Dataset rows about figures:
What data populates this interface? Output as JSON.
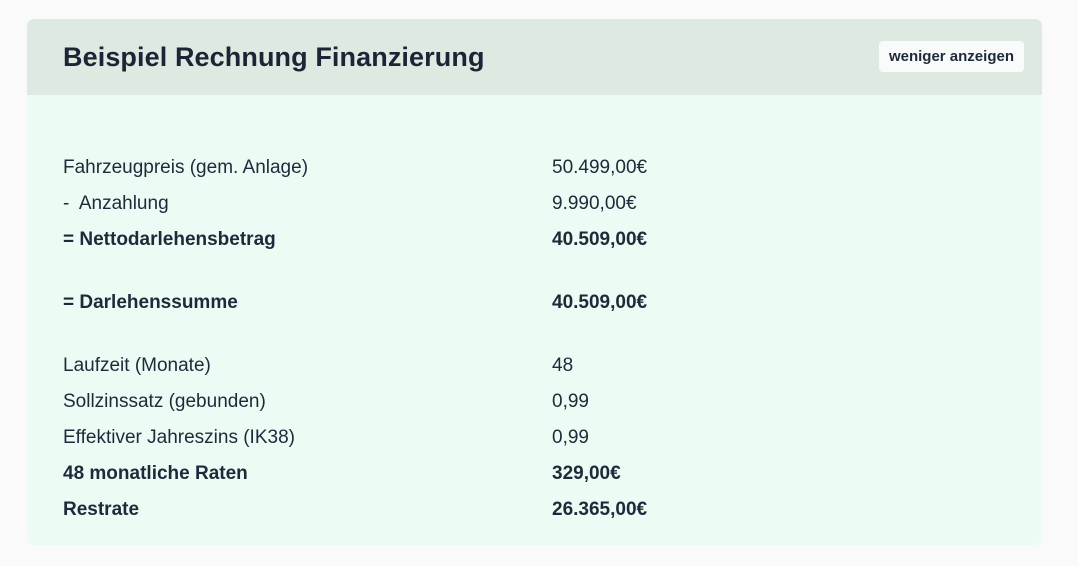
{
  "card": {
    "title": "Beispiel Rechnung Finanzierung",
    "toggle_label": "weniger anzeigen"
  },
  "rows": [
    {
      "label": "Fahrzeugpreis (gem. Anlage)",
      "value": "50.499,00€",
      "bold": false
    },
    {
      "label": "-  Anzahlung",
      "value": "9.990,00€",
      "bold": false
    },
    {
      "label": "= Nettodarlehensbetrag",
      "value": "40.509,00€",
      "bold": true
    },
    {
      "label": "= Darlehenssumme",
      "value": "40.509,00€",
      "bold": true
    },
    {
      "label": "Laufzeit (Monate)",
      "value": "48",
      "bold": false
    },
    {
      "label": "Sollzinssatz (gebunden)",
      "value": "0,99",
      "bold": false
    },
    {
      "label": "Effektiver Jahreszins (IK38)",
      "value": "0,99",
      "bold": false
    },
    {
      "label": "48 monatliche Raten",
      "value": "329,00€",
      "bold": true
    },
    {
      "label": "Restrate",
      "value": "26.365,00€",
      "bold": true
    }
  ],
  "colors": {
    "page_background": "#fafafa",
    "card_background": "#ecfbf4",
    "header_background": "#dee9e1",
    "text": "#1e2a3a"
  }
}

**What you will do**: Return each line from the material above exactly, but not the pictures.

**Answer to this exercise**:
What data populates this interface? Output as JSON.
{
  "card": {
    "title": "Beispiel Rechnung Finanzierung",
    "toggle_label": "weniger anzeigen"
  },
  "rows": [
    {
      "label": "Fahrzeugpreis (gem. Anlage)",
      "value": "50.499,00€",
      "bold": false
    },
    {
      "label": "-  Anzahlung",
      "value": "9.990,00€",
      "bold": false
    },
    {
      "label": "= Nettodarlehensbetrag",
      "value": "40.509,00€",
      "bold": true
    },
    {
      "label": "= Darlehenssumme",
      "value": "40.509,00€",
      "bold": true
    },
    {
      "label": "Laufzeit (Monate)",
      "value": "48",
      "bold": false
    },
    {
      "label": "Sollzinssatz (gebunden)",
      "value": "0,99",
      "bold": false
    },
    {
      "label": "Effektiver Jahreszins (IK38)",
      "value": "0,99",
      "bold": false
    },
    {
      "label": "48 monatliche Raten",
      "value": "329,00€",
      "bold": true
    },
    {
      "label": "Restrate",
      "value": "26.365,00€",
      "bold": true
    }
  ],
  "colors": {
    "page_background": "#fafafa",
    "card_background": "#ecfbf4",
    "header_background": "#dee9e1",
    "text": "#1e2a3a"
  }
}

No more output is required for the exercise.